** Begin DATA FOR THIS TASK **

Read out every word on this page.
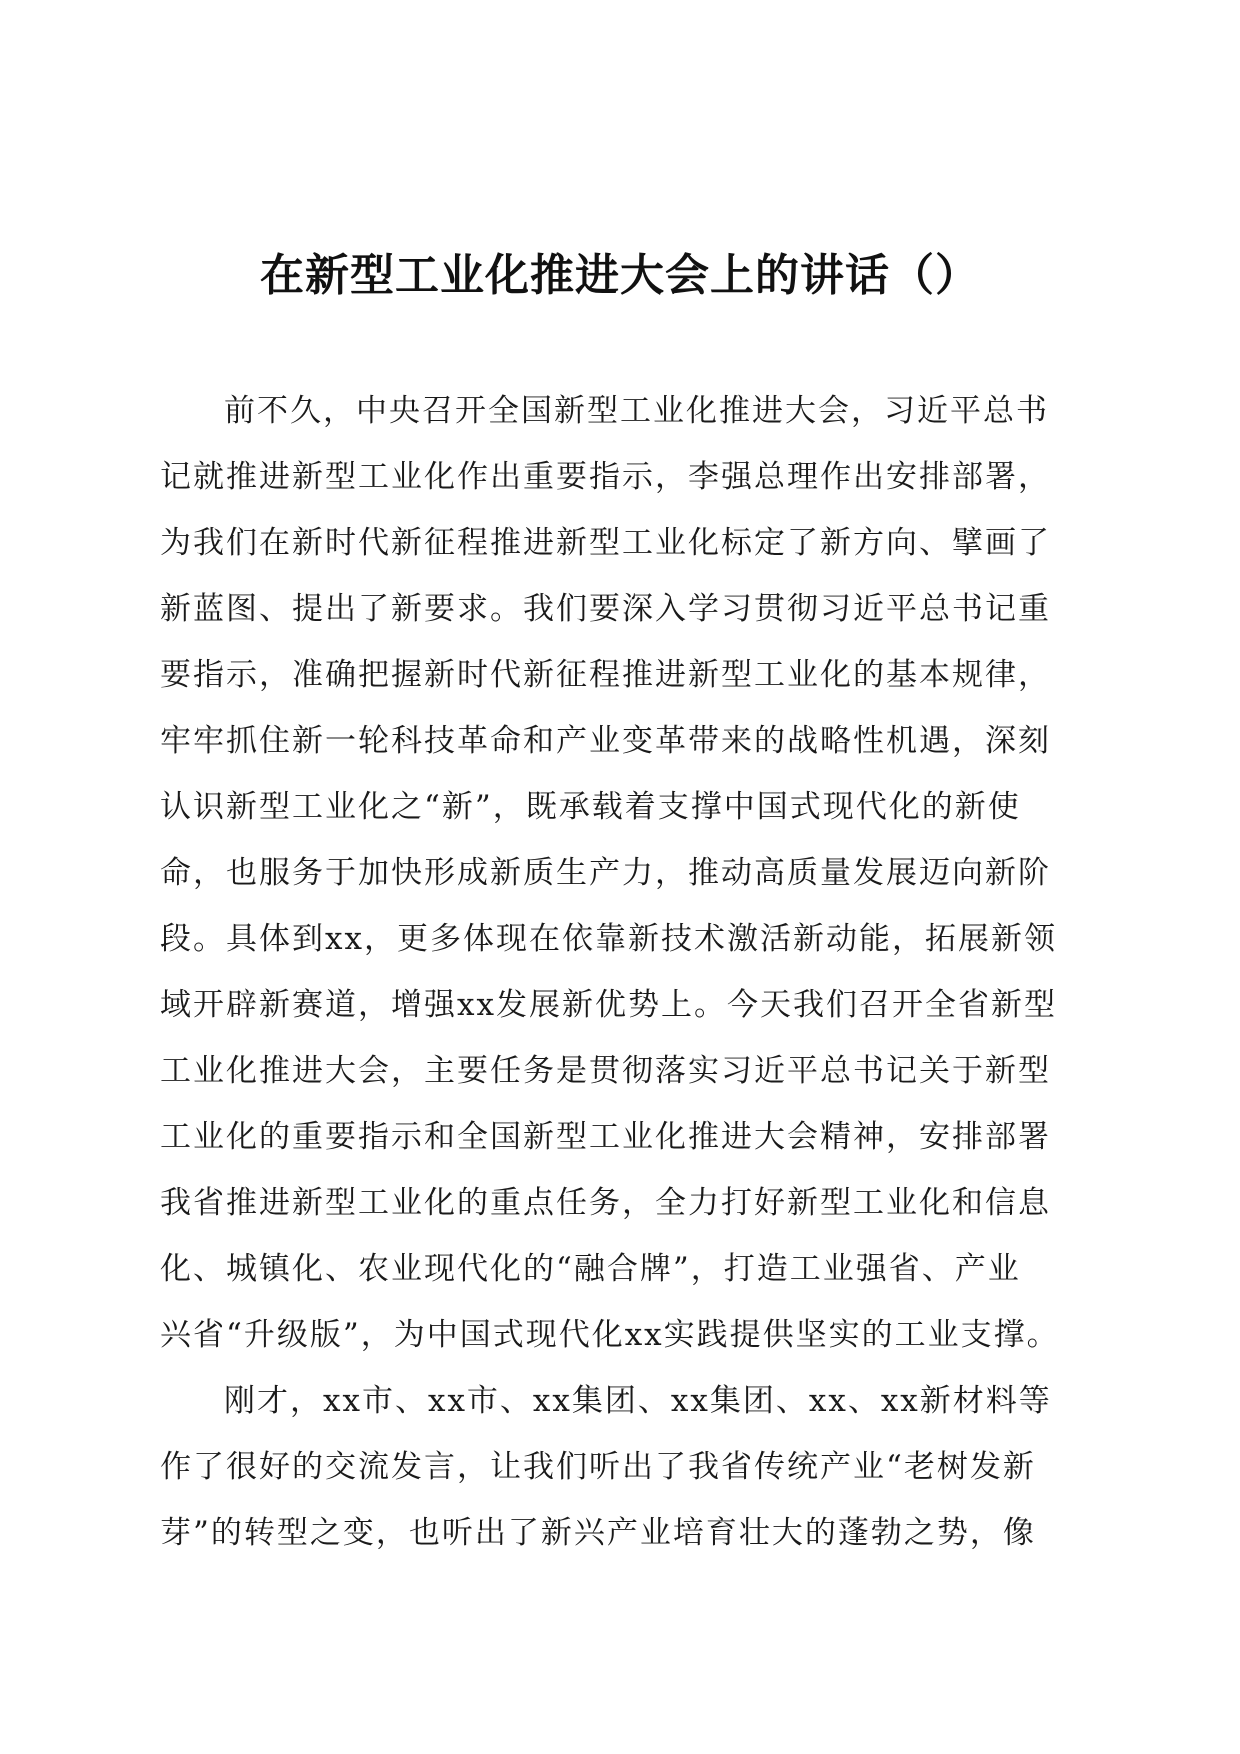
在新型工业化推进大会上的讲话（）
前不久，中央召开全国新型工业化推进大会，习近平总书
记就推进新型工业化作出重要指示，李强总理作出安排部署，
为我们在新时代新征程推进新型工业化标定了新方向、擘画了
新蓝图、提出了新要求。我们要深入学习贯彻习近平总书记重
要指示，准确把握新时代新征程推进新型工业化的基本规律，
牢牢抓住新一轮科技革命和产业变革带来的战略性机遇，深刻
认识新型工业化之“新”，既承载着支撑中国式现代化的新使
命，也服务于加快形成新质生产力，推动高质量发展迈向新阶
段。具体到xx，更多体现在依靠新技术激活新动能，拓展新领
域开辟新赛道，增强xx发展新优势上。今天我们召开全省新型
工业化推进大会，主要任务是贯彻落实习近平总书记关于新型
工业化的重要指示和全国新型工业化推进大会精神，安排部署
我省推进新型工业化的重点任务，全力打好新型工业化和信息
化、城镇化、农业现代化的“融合牌”，打造工业强省、产业
兴省“升级版”，为中国式现代化xx实践提供坚实的工业支撑。
刚才，xx市、xx市、xx集团、xx集团、xx、xx新材料等
作了很好的交流发言，让我们听出了我省传统产业“老树发新
芽”的转型之变，也听出了新兴产业培育壮大的蓬勃之势，像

** End DATA FOR THIS TASK **

■ WRITTEN INSTRUCTION ■
Without the pictures, repeat the listing above exactly.

■ EXPECTED OUTPUT ■
Read out every word on this page.
在新型工业化推进大会上的讲话（）
前不久，中央召开全国新型工业化推进大会，习近平总书
记就推进新型工业化作出重要指示，李强总理作出安排部署，
为我们在新时代新征程推进新型工业化标定了新方向、擘画了
新蓝图、提出了新要求。我们要深入学习贯彻习近平总书记重
要指示，准确把握新时代新征程推进新型工业化的基本规律，
牢牢抓住新一轮科技革命和产业变革带来的战略性机遇，深刻
认识新型工业化之“新”，既承载着支撑中国式现代化的新使
命，也服务于加快形成新质生产力，推动高质量发展迈向新阶
段。具体到xx，更多体现在依靠新技术激活新动能，拓展新领
域开辟新赛道，增强xx发展新优势上。今天我们召开全省新型
工业化推进大会，主要任务是贯彻落实习近平总书记关于新型
工业化的重要指示和全国新型工业化推进大会精神，安排部署
我省推进新型工业化的重点任务，全力打好新型工业化和信息
化、城镇化、农业现代化的“融合牌”，打造工业强省、产业
兴省“升级版”，为中国式现代化xx实践提供坚实的工业支撑。
刚才，xx市、xx市、xx集团、xx集团、xx、xx新材料等
作了很好的交流发言，让我们听出了我省传统产业“老树发新
芽”的转型之变，也听出了新兴产业培育壮大的蓬勃之势，像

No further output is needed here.